Instructions for the task >>
The word "juvenile" may appear in some lines of the data; copy every such line.

Data supplied >>

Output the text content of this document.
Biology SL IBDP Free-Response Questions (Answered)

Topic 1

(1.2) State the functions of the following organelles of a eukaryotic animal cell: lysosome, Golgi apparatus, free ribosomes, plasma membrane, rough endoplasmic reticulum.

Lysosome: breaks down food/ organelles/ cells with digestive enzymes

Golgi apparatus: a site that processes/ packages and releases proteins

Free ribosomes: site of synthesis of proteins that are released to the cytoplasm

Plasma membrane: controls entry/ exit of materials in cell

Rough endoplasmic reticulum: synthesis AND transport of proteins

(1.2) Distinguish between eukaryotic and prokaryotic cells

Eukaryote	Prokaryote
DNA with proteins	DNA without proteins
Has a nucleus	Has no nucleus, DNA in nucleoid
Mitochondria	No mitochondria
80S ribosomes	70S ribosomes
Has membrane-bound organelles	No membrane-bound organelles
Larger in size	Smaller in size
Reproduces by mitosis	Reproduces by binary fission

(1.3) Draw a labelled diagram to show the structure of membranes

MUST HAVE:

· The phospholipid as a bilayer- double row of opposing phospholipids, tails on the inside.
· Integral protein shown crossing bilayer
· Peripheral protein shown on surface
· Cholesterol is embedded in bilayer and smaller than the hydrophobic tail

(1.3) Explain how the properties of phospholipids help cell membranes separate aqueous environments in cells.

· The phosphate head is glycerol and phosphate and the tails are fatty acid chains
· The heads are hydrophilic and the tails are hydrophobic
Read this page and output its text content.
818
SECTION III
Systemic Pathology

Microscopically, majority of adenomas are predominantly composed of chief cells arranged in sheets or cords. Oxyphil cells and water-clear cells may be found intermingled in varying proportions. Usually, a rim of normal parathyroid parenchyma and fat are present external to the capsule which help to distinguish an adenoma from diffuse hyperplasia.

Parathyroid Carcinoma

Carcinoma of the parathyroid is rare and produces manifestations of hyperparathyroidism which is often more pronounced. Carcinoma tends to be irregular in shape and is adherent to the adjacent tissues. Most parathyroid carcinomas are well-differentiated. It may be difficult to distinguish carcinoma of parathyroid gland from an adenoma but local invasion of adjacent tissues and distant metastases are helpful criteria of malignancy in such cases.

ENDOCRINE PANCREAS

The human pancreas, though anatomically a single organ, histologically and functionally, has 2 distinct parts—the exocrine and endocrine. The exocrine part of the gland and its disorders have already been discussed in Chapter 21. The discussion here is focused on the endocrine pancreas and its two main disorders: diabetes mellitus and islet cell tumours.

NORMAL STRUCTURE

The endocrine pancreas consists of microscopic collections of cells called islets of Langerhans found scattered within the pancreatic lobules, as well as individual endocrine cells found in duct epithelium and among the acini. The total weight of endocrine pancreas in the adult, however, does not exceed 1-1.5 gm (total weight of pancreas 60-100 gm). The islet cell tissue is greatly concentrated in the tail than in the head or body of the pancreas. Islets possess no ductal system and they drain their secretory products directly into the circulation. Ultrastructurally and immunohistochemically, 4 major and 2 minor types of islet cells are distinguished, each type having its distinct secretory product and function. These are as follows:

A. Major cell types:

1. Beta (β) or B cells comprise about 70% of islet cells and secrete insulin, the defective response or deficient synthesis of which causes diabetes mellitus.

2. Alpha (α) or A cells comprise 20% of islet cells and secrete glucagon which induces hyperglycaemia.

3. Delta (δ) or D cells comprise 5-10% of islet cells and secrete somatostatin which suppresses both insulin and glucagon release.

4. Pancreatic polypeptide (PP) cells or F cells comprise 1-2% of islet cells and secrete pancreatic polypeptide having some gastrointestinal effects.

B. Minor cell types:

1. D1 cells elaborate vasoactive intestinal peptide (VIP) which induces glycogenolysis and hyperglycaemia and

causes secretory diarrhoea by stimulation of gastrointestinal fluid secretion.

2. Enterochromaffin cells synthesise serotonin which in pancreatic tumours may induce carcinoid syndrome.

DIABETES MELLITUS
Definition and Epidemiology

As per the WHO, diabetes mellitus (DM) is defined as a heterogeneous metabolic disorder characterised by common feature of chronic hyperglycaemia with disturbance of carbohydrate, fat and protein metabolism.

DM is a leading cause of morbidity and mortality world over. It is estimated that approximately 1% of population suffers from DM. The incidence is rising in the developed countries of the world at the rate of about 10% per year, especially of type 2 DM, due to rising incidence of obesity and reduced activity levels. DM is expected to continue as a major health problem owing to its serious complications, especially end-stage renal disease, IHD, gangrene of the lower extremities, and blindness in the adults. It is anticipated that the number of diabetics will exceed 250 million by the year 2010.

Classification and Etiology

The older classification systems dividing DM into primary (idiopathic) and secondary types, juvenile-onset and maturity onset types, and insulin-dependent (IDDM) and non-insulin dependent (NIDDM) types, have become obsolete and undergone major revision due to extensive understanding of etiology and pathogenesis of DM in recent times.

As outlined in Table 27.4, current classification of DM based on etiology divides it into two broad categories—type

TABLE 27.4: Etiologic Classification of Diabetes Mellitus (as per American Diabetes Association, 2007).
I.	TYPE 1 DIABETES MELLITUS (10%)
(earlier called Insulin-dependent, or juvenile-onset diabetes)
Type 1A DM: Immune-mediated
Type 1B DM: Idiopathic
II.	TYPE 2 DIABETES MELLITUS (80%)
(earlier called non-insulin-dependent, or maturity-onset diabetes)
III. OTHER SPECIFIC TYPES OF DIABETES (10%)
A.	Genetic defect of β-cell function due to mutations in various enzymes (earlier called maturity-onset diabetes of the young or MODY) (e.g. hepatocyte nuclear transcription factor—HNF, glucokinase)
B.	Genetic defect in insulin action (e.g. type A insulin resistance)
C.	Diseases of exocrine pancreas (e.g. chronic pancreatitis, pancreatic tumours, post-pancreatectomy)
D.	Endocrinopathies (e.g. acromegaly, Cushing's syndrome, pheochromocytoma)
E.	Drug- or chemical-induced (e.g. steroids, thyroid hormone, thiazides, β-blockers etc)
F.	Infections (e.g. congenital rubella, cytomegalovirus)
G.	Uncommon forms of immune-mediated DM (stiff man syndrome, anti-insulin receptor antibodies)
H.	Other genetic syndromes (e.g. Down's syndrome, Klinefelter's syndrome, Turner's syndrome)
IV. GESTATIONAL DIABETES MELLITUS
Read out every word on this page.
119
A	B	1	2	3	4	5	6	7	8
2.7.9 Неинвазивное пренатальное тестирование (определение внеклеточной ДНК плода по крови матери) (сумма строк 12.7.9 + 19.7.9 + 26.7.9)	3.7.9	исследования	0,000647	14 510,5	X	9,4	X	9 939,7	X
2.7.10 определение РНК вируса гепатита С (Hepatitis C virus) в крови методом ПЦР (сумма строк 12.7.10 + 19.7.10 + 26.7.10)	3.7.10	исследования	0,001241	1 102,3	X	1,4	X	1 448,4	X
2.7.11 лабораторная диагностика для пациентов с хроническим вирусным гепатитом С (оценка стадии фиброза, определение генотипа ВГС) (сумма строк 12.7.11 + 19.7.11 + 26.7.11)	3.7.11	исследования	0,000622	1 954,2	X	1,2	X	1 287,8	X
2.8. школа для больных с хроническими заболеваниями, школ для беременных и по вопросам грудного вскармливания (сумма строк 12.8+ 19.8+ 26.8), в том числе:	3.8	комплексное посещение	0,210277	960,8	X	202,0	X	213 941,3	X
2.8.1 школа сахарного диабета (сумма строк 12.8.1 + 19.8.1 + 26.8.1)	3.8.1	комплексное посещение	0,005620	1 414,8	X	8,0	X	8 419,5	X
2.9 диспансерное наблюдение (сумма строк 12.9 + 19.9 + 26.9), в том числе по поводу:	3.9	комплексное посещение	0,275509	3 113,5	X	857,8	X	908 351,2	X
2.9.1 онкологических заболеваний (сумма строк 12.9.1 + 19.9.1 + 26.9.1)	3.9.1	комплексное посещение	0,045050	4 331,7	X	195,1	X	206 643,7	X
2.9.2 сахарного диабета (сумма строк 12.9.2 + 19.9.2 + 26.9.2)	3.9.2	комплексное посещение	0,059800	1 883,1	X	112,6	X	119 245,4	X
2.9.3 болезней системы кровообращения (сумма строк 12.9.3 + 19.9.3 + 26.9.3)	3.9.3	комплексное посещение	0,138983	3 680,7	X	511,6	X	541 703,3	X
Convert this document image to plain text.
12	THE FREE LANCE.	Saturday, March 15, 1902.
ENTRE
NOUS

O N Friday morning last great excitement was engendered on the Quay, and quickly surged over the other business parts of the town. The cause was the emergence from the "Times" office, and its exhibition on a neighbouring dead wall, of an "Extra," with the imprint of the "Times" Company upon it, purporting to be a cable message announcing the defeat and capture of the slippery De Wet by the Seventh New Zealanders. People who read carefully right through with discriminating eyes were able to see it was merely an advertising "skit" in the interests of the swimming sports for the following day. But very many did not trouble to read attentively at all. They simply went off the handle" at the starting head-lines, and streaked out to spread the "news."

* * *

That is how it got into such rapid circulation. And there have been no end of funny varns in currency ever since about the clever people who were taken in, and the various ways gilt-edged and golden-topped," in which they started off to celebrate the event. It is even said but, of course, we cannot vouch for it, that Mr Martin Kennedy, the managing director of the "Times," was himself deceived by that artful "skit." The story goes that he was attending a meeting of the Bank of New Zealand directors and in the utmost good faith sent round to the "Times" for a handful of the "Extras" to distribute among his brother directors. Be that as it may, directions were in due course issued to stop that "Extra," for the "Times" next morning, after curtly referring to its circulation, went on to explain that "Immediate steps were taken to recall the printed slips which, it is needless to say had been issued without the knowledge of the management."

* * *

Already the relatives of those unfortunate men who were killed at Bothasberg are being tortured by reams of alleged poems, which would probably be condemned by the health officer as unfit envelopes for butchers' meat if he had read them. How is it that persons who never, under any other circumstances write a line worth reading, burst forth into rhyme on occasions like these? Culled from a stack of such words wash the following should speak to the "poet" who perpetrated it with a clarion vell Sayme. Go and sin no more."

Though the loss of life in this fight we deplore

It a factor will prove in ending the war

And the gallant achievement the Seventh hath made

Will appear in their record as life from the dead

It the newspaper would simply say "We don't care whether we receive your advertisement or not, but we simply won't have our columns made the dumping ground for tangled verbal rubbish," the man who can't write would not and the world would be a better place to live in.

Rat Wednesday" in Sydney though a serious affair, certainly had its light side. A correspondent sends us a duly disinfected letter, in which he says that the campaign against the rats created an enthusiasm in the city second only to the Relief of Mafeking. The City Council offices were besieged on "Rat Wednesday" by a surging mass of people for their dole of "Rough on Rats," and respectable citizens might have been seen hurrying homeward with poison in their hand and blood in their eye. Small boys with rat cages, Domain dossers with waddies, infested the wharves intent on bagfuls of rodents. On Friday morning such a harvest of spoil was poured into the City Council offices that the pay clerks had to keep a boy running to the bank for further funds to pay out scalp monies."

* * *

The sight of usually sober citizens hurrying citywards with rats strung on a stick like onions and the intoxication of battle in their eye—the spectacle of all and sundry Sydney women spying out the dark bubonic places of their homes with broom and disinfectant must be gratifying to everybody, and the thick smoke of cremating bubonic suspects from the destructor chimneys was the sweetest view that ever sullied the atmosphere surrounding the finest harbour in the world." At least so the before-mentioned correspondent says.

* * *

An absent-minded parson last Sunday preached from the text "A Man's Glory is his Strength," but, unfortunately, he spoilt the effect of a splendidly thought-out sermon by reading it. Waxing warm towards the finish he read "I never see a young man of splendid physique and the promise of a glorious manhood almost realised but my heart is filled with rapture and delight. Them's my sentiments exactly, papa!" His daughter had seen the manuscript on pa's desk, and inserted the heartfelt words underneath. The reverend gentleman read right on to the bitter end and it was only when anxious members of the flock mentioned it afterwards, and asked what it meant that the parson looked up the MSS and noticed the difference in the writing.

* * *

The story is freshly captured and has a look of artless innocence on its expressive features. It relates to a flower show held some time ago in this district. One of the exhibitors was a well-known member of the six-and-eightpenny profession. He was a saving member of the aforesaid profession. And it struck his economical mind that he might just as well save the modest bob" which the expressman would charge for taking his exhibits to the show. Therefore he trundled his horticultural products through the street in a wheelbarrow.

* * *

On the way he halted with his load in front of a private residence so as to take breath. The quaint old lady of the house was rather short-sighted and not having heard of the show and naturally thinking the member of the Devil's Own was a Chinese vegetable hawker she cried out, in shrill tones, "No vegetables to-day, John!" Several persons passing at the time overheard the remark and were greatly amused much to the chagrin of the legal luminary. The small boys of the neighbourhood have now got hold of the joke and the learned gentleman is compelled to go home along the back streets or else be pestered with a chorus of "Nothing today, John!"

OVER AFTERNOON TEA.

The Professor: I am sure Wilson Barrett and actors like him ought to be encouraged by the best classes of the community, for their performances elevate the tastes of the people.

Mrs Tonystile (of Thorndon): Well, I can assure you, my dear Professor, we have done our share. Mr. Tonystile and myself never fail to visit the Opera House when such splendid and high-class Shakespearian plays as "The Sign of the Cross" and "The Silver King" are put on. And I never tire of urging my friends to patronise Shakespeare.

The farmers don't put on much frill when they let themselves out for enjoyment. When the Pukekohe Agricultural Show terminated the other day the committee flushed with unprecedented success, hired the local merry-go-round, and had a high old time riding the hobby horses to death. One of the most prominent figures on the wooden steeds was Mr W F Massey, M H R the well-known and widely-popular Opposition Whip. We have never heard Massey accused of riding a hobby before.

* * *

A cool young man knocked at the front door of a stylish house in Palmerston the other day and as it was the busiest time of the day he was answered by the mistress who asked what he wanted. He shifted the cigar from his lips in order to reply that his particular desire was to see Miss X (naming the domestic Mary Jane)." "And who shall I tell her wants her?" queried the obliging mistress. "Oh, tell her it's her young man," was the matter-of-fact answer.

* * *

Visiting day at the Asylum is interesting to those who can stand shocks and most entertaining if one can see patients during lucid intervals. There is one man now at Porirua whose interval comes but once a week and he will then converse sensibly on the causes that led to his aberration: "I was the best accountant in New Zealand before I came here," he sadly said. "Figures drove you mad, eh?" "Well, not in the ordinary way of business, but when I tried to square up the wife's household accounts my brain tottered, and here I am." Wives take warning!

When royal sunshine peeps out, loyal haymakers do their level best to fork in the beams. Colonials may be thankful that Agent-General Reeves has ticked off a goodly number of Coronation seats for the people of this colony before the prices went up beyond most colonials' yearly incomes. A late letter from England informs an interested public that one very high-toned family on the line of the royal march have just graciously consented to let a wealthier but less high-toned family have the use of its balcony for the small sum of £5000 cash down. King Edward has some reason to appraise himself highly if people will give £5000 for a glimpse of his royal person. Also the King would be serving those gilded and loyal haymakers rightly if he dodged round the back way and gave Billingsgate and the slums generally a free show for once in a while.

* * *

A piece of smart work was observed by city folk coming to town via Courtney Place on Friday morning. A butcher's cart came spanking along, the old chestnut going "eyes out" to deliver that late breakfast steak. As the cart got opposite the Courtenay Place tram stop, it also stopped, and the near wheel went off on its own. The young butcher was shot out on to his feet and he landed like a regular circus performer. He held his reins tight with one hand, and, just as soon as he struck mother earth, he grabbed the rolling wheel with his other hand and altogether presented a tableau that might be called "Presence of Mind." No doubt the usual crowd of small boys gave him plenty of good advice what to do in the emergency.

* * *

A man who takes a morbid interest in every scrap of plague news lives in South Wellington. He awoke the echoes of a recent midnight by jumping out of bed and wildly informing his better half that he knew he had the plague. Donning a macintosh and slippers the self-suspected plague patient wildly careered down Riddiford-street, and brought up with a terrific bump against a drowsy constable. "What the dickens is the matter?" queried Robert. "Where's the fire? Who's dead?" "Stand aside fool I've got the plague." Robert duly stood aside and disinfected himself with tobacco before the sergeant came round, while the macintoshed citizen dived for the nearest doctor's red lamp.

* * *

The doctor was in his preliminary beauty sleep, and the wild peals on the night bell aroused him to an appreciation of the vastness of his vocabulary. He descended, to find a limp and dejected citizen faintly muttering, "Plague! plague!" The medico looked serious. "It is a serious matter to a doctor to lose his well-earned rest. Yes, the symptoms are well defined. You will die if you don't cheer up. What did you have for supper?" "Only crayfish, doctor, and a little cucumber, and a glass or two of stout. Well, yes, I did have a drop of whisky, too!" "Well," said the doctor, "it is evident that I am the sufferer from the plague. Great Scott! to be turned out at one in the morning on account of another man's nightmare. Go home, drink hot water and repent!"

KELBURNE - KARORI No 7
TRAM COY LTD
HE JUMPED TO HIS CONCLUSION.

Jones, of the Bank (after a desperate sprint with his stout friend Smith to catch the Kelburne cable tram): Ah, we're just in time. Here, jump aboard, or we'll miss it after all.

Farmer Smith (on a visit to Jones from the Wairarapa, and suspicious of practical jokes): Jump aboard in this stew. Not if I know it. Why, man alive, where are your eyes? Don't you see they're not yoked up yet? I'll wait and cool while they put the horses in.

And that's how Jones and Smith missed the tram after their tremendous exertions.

Answer section >>
The older classification systems dividing DM into primary (idiopathic) and secondary types, juvenile-onset and maturity onset types, and insulin-dependent (IDDM) and non-insulin dependent (NIDDM) types, have become obsolete and undergone major revision due to extensive understanding of etiology and pathogenesis of DM in recent times.
(earlier called Insulin-dependent, or juvenile-onset diabetes)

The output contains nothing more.